• _Exercise details_: In the entries below, count the lines holding "footer". Reply with the number only.

• _Stored rows_:

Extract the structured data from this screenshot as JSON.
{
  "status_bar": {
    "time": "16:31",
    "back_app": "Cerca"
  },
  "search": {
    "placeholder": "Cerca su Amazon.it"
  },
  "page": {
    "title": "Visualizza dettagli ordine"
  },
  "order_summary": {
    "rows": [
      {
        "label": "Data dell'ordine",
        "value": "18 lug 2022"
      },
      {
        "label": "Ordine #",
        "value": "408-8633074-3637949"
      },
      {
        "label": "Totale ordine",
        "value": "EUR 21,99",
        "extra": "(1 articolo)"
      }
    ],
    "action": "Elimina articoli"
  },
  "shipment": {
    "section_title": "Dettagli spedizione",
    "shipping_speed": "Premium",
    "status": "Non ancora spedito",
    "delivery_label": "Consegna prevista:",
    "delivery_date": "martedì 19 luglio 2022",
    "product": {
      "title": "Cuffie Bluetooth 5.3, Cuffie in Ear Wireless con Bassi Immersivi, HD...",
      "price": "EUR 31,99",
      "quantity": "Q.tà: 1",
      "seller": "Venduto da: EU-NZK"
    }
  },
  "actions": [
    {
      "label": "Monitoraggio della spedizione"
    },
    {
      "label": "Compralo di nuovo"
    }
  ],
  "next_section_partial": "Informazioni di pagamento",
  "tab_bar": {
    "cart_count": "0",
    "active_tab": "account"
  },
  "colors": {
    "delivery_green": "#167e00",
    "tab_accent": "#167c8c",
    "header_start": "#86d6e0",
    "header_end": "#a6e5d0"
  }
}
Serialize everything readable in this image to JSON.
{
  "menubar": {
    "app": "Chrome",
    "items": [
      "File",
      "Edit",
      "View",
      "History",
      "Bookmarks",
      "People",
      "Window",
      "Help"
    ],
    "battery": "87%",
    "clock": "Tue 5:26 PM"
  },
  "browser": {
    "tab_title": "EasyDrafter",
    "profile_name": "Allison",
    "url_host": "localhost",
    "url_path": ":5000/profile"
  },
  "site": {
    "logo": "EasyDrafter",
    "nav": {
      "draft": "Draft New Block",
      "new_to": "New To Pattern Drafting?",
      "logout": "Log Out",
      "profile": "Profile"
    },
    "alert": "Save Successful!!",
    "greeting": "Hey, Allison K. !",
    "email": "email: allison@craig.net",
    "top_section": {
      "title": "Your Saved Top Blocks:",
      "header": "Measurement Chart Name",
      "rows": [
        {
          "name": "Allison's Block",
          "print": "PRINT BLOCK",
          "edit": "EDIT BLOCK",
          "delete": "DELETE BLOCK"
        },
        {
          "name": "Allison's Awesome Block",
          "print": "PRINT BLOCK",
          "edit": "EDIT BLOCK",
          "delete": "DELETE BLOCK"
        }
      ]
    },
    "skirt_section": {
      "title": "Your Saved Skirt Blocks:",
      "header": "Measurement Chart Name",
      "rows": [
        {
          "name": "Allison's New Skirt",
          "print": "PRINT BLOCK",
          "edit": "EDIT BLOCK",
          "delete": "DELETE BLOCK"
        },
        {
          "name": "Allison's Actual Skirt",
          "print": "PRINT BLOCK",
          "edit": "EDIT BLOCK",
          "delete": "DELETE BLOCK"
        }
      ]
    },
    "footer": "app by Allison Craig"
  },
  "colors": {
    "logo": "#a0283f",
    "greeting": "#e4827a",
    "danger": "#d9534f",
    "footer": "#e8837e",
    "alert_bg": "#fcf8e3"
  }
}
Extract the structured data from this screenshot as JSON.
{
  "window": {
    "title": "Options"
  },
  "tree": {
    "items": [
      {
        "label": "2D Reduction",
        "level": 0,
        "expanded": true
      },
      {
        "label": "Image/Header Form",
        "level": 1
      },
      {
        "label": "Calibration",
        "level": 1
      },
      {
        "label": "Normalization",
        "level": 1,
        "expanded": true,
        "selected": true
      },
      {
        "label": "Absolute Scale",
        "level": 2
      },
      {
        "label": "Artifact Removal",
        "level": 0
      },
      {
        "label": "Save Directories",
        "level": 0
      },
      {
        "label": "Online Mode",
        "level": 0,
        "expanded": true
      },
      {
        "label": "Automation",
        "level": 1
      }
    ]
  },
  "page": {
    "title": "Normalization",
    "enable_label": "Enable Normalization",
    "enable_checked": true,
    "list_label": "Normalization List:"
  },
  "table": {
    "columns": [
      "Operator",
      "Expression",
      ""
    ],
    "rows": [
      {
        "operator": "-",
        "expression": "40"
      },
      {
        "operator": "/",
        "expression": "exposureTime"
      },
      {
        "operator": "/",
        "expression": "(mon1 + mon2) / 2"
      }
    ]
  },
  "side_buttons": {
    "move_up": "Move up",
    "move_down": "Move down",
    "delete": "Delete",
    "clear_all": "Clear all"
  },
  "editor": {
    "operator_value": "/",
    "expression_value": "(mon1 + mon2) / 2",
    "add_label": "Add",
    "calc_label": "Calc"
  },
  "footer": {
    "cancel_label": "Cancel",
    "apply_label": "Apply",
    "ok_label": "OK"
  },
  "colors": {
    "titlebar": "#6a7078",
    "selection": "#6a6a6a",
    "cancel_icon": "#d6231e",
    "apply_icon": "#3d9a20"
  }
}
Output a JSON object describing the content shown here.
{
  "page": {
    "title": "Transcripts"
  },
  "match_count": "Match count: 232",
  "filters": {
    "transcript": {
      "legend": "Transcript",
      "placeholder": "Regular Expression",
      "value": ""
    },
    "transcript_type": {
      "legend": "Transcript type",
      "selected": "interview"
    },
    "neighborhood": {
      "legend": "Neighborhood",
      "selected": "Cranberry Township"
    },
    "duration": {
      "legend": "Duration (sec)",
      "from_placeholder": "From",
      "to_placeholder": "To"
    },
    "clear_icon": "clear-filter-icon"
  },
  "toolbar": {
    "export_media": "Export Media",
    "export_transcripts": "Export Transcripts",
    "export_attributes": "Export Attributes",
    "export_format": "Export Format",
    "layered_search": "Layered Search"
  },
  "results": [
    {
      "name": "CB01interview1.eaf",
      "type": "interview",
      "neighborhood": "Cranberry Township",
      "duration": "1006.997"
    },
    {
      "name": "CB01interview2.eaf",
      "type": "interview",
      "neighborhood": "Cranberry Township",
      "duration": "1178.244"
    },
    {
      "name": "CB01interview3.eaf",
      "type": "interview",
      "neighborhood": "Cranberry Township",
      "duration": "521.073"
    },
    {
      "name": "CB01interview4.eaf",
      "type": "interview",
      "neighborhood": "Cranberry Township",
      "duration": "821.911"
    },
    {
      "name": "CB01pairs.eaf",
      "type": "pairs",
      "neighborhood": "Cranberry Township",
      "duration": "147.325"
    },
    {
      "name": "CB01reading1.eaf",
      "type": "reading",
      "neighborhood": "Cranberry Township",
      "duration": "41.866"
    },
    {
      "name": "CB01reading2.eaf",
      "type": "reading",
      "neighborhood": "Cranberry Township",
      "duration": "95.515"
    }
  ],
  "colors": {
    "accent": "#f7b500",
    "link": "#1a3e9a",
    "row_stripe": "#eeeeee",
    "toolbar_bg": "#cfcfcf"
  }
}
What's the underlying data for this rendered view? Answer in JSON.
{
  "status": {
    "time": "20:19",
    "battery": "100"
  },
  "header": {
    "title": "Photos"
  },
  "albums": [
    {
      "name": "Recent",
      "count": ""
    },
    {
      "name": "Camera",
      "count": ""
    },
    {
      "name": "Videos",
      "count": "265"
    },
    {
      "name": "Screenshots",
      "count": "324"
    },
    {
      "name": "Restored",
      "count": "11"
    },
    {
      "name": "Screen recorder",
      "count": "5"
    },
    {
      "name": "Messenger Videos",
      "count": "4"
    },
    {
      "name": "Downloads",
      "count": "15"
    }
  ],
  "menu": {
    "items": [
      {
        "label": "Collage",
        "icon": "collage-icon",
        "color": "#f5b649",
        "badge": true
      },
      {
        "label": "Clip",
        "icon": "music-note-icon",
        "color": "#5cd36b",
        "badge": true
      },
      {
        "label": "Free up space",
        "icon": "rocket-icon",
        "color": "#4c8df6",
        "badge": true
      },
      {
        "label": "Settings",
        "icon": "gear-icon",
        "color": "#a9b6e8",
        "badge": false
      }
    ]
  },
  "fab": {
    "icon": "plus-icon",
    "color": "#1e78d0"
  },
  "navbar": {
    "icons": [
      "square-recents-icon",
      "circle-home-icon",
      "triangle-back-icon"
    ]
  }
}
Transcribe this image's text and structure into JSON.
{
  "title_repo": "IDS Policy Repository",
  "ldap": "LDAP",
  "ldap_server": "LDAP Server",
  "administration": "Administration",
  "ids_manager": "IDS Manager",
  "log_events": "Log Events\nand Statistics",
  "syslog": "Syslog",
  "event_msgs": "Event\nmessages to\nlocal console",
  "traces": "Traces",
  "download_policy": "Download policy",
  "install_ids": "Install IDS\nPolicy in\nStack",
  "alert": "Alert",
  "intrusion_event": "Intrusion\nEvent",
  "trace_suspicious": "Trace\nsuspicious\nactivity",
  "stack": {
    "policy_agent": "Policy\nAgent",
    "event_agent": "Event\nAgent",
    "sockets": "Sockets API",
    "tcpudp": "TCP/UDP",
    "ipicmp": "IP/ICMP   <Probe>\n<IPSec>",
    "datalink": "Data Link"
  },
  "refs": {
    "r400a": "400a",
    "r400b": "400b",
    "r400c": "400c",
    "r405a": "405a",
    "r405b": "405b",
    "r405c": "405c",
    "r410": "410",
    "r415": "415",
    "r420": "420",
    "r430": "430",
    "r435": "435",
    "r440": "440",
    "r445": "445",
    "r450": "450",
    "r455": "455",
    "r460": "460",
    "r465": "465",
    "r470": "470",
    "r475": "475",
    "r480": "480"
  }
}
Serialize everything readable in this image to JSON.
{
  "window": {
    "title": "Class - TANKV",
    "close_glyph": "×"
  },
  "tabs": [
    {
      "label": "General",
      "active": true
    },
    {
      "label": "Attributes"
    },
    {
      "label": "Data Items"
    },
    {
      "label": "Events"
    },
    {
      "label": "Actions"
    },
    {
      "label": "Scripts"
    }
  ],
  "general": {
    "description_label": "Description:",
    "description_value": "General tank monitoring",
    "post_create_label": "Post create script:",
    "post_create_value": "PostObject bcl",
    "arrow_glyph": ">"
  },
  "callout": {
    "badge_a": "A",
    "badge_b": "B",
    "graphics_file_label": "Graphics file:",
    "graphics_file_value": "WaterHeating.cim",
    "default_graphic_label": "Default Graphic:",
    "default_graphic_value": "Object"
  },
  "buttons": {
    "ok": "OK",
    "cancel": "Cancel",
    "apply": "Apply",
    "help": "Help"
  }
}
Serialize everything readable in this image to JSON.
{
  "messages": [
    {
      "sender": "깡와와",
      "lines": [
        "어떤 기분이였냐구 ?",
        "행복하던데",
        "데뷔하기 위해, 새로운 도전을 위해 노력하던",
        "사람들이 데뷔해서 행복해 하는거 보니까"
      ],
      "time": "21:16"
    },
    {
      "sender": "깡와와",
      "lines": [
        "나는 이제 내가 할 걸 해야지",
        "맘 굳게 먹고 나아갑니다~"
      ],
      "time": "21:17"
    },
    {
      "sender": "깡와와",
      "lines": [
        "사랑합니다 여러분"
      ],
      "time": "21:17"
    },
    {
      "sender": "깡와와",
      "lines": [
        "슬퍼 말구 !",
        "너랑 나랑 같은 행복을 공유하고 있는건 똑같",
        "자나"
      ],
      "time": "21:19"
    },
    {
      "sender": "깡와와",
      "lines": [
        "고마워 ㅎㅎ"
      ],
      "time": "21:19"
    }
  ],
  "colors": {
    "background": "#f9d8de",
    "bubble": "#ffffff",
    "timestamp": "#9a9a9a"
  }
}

• _Problem solution_: 3